Written problem.
Locate the word "name" in the material, then show every line that holds it.

(Stored items)
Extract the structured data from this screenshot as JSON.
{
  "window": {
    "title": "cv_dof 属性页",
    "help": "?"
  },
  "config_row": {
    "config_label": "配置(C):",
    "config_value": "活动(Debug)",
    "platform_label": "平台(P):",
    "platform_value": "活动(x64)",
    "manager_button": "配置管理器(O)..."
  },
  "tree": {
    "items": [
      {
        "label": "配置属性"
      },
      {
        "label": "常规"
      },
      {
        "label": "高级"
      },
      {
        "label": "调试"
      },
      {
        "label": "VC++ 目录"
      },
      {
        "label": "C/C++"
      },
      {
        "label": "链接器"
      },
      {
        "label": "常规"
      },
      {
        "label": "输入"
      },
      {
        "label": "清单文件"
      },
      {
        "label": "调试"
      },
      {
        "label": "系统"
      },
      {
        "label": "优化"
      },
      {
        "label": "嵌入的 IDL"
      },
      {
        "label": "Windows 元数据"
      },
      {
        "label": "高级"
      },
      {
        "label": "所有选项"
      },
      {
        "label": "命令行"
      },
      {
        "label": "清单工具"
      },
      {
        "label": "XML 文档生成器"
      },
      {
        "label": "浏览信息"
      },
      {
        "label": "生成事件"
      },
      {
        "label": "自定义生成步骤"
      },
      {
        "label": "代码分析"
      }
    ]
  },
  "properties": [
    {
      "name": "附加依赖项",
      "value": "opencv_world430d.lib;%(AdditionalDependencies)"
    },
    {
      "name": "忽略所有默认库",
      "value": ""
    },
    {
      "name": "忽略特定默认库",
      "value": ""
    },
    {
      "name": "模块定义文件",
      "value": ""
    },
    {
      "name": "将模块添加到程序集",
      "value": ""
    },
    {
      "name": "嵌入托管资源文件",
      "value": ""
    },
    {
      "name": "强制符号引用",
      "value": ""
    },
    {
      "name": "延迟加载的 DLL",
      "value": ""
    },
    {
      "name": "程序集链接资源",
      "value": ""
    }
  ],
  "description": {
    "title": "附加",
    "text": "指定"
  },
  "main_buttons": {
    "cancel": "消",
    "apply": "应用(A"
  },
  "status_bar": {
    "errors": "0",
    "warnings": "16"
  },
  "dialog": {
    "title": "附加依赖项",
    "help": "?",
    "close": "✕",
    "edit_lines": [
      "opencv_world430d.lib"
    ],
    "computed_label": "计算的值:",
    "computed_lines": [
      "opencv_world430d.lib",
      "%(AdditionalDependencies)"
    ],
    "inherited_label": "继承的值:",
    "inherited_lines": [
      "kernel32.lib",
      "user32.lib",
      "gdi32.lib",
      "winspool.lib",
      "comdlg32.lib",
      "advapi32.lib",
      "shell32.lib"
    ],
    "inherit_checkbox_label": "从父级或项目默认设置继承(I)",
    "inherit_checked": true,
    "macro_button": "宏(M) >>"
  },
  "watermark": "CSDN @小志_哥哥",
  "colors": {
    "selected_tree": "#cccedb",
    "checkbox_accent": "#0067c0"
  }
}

The output.
      "name": "附加依赖项",
      "name": "忽略所有默认库",
      "name": "忽略特定默认库",
      "name": "模块定义文件",
      "name": "将模块添加到程序集",
      "name": "嵌入托管资源文件",
      "name": "强制符号引用",
      "name": "延迟加载的 DLL",
      "name": "程序集链接资源",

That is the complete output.